[Brano fornito]
§
L’uomo a chi allora deve riconoscenza? Alla carne che si lasciò corrompere dalla seduzione del frutto proibito e di lui, uomo, dio per la grazia avuta dal Creatore, fece unicamente l’uomo destinato al dolore, alla fatica, alla morte, all’esilio dal Cielo, oppure allo spirito che, rinato e rigenerato alla grazia per i meriti del Cristo, ridivinizzato, darà anche alla carne di godere il Cielo?
Veramente l’uomo deve riconoscenza, anzi ubbidienza, allo spirito che lo conduce verso il gaudio eterno. E lo spirito, che è mosso dallo Spirito Santo, deve dare ubbidienza e riconoscenza a Dio.
Se tutti gli uomini sono creature di Dio, soltanto quelli che vivono la vita dello spirito sono “figli di Dio”. Gli altri, ubbidienti soltanto, schiavi soltanto degli istinti e stimoli della carne, sono soltanto figli della carne. Ossia creature animali, non diversamente dalle specie animali viventi sulla Terra, nelle acque, nell’aria, create da Dio nel sesto giorno (Genesi c. I).
Ma mentre tutte le creature animali piacciono al Creatore, essendo che ognuna ubbidisce al compito per cui fu creata, senza violare la legge naturale sua propria nel procreare, nel servire all’uomo e alla natura tutta, l’uomo che viola l’ordine in se stesso col violare la legge divina, e perciò andando contro Dio e volontariamente sottraendo a Dio la gioia di dare ad un uomo ciò per cui lo creò - come privando se stesso del premio eterno, che è il fine per cui fu creato - fortemente spiace a Dio, che da Sé lo rigetta e dal suo Regno, perché è un omicida, un violento contro la sua propria natura.
§
[Consegna 1]
Secondo il brano fornito, a chi deve dare ubbidienza e riconoscenza lo spirito mosso dallo Spirito Santo?
[Consegna 2]
Prosegui il brano sulla carne e lo spirito dell'uomo a partire dall'ultima frase riportata.
Il materiale non ha alcun ruolo in questo lavoro.

[Dati forniti]
§
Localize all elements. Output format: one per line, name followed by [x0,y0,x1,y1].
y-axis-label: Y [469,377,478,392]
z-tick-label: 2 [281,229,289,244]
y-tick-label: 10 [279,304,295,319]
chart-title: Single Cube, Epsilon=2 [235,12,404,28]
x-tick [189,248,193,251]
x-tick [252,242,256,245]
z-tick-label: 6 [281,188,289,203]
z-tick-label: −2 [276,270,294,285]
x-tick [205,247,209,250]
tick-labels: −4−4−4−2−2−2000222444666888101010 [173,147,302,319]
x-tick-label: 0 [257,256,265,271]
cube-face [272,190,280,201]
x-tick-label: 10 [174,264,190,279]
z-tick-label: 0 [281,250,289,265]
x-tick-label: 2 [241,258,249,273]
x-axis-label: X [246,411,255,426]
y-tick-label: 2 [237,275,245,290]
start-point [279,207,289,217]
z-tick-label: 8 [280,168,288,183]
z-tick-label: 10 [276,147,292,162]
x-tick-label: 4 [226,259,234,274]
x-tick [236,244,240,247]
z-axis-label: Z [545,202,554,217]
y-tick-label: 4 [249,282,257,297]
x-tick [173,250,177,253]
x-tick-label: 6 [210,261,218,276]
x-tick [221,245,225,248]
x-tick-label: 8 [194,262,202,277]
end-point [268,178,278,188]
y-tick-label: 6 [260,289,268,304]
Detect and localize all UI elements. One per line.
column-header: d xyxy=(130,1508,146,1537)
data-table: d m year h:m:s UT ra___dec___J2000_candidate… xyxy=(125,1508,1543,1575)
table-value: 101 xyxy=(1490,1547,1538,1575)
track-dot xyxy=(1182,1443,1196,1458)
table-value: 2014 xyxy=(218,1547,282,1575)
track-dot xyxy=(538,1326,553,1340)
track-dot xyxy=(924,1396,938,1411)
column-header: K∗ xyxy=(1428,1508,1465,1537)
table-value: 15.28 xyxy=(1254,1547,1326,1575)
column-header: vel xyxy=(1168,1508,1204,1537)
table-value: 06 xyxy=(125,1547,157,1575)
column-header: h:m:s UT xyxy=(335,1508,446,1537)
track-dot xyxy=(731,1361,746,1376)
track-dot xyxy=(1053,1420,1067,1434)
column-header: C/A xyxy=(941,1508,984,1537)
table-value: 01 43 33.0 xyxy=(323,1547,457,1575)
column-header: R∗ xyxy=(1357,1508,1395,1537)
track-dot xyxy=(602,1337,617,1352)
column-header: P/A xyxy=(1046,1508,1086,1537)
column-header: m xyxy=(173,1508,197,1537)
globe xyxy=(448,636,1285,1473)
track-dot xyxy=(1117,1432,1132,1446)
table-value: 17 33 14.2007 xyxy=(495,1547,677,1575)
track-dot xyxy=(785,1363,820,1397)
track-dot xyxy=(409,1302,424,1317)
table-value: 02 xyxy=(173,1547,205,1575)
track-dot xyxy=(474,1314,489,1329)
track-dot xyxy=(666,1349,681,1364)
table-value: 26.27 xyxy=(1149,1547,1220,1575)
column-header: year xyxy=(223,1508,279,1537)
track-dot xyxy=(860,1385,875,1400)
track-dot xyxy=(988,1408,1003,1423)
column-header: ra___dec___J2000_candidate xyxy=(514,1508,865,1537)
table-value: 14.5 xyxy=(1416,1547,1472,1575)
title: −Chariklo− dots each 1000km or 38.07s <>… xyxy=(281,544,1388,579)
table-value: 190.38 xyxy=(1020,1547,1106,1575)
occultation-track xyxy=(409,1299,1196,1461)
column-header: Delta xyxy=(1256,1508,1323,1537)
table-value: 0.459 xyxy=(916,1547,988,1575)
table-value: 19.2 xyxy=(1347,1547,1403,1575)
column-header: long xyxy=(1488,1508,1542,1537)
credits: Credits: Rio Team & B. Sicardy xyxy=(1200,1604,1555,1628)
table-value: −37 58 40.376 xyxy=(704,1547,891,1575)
§
[Spazio risposta 1]
A Dio.

[Spazio risposta 2]
Non paia un errore. Il peccatore che vive e muore nel peccato è omicida di se stesso nelle sue due nature, così strettamente unite da farne una sola cosa. Non si può uccidere impunemente la natura soprannaturale dell’uomo senza coinvolgere nella morte eterna anche la natura naturale dell’uomo. E non si può vivere da bruti senza uccidere precocemente anche la natura animale: la carne, con le malattie, conseguenze dei vizi.
Quindi l’uomo che viva animalmente è un omicida ed un deicida, uccidendo la vita animale in sé e uccidendo la vita spirituale divinizzata, colpendo l’Amore Creativo che ha eletto sua sede nello spirito dell’uomo (voi siete templi dello Spirito di Dio) sino a quando lo spirito dell’uomo sarà assunto nella sede eterna di Dio: il Cielo.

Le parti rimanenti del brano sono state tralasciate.